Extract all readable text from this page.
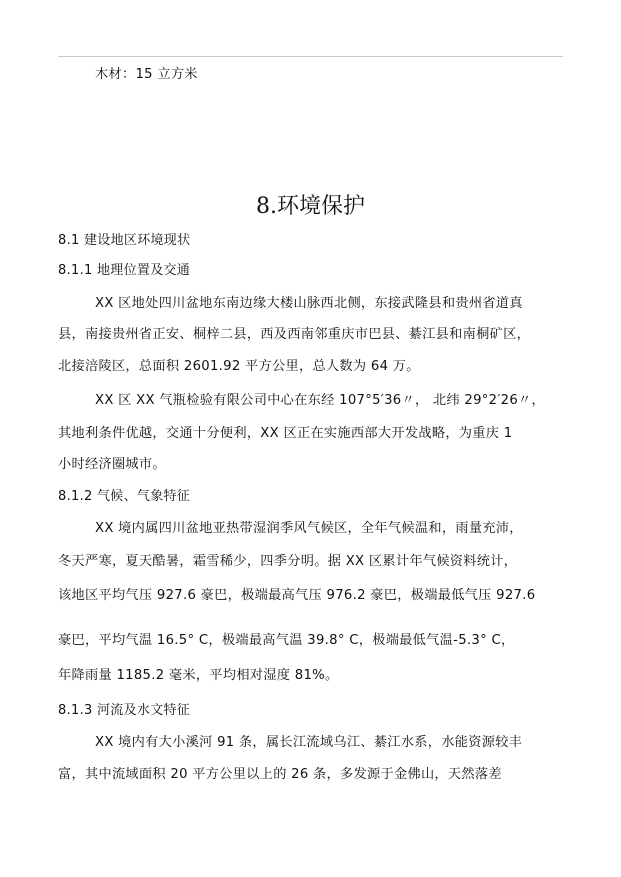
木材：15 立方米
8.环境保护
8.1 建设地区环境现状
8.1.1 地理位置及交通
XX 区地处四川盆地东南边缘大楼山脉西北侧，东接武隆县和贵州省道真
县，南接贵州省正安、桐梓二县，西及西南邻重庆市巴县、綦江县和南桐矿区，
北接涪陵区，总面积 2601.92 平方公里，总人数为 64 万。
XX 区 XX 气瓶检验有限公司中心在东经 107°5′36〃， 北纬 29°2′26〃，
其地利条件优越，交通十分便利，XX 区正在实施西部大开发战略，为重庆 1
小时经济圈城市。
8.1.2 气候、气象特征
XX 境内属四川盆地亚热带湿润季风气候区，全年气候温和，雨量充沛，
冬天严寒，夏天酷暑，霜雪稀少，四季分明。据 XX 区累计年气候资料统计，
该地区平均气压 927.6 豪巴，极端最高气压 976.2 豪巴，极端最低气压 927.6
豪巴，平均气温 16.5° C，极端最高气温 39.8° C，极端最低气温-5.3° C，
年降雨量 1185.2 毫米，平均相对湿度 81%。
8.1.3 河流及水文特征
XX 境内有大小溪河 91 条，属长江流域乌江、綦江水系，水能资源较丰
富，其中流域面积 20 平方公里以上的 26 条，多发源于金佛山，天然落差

+ + + + +

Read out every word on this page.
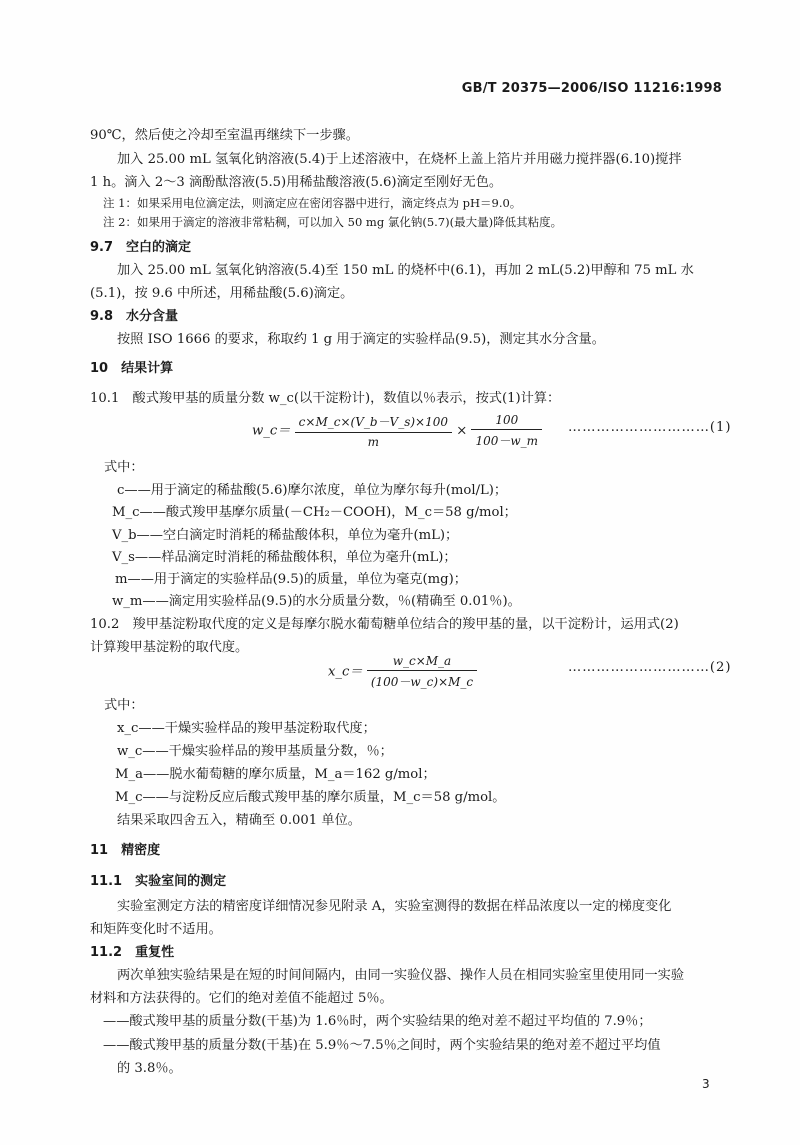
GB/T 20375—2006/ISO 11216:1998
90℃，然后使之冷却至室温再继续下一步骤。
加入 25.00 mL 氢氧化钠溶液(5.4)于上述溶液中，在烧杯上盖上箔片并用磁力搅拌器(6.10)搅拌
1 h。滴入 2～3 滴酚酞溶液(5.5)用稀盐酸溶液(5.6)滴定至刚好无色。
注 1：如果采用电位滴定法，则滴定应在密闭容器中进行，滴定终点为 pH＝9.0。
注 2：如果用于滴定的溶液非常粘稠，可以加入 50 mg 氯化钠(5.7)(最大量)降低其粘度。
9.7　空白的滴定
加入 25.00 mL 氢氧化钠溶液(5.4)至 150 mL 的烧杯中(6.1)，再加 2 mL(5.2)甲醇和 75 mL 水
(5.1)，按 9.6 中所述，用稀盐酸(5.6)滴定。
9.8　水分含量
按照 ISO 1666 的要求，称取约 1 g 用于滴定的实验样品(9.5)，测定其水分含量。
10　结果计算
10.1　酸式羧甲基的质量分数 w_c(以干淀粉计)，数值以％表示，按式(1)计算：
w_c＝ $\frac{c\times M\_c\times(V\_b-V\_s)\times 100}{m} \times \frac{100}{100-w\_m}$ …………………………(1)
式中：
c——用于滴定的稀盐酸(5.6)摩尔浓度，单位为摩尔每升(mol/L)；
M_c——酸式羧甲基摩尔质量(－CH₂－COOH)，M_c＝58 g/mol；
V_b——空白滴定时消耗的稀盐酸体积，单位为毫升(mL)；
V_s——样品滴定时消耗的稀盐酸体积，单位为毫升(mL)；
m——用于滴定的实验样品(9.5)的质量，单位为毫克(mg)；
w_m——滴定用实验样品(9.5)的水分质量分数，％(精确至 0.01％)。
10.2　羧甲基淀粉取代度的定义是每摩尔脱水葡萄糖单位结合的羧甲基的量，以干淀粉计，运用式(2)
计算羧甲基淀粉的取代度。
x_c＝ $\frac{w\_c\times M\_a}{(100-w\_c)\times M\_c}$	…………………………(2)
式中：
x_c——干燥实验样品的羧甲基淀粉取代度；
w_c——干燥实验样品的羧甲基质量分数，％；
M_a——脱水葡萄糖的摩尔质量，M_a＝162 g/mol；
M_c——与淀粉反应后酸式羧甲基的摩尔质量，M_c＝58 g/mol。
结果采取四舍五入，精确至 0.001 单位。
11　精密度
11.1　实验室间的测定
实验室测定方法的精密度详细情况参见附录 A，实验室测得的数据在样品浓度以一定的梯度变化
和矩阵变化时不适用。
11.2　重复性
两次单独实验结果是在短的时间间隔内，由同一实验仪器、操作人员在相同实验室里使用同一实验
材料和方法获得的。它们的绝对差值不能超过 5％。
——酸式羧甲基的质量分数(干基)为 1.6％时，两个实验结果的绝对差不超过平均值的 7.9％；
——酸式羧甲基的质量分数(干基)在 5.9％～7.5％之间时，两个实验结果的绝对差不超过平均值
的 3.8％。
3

+ + + + +

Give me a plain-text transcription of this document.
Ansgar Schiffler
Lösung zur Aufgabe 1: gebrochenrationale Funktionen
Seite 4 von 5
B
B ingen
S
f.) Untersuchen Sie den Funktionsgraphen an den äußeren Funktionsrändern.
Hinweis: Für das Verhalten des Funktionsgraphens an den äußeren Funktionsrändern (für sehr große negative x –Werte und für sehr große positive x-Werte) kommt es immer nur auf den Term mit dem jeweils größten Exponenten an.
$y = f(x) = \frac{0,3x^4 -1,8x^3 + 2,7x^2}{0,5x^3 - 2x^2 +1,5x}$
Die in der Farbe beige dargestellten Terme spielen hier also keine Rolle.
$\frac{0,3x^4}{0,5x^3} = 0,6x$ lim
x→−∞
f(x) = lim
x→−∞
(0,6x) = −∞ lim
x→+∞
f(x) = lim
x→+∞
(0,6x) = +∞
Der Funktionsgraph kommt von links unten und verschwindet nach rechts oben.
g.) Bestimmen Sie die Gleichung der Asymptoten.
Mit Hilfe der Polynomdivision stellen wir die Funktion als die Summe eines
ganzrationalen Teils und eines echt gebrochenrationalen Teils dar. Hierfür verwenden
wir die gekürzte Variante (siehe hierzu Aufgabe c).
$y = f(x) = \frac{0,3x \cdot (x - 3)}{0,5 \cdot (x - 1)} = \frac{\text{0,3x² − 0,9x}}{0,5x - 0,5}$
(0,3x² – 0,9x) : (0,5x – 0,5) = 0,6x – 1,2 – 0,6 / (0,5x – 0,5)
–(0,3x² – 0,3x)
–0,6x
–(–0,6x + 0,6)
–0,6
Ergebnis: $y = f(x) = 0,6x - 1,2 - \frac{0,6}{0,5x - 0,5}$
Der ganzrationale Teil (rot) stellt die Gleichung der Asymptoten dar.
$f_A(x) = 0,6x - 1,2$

+ + + + +

__The exercise__: Copy every line that contains the string "frac".

__Solved exercise__:
w_c＝ $\frac{c\times M\_c\times(V\_b-V\_s)\times 100}{m} \times \frac{100}{100-w\_m}$ …………………………(1)
x_c＝ $\frac{w\_c\times M\_a}{(100-w\_c)\times M\_c}$	…………………………(2)
$y = f(x) = \frac{0,3x^4 -1,8x^3 + 2,7x^2}{0,5x^3 - 2x^2 +1,5x}$
$\frac{0,3x^4}{0,5x^3} = 0,6x$ lim
$y = f(x) = \frac{0,3x \cdot (x - 3)}{0,5 \cdot (x - 1)} = \frac{\text{0,3x² − 0,9x}}{0,5x - 0,5}$
Ergebnis: $y = f(x) = 0,6x - 1,2 - \frac{0,6}{0,5x - 0,5}$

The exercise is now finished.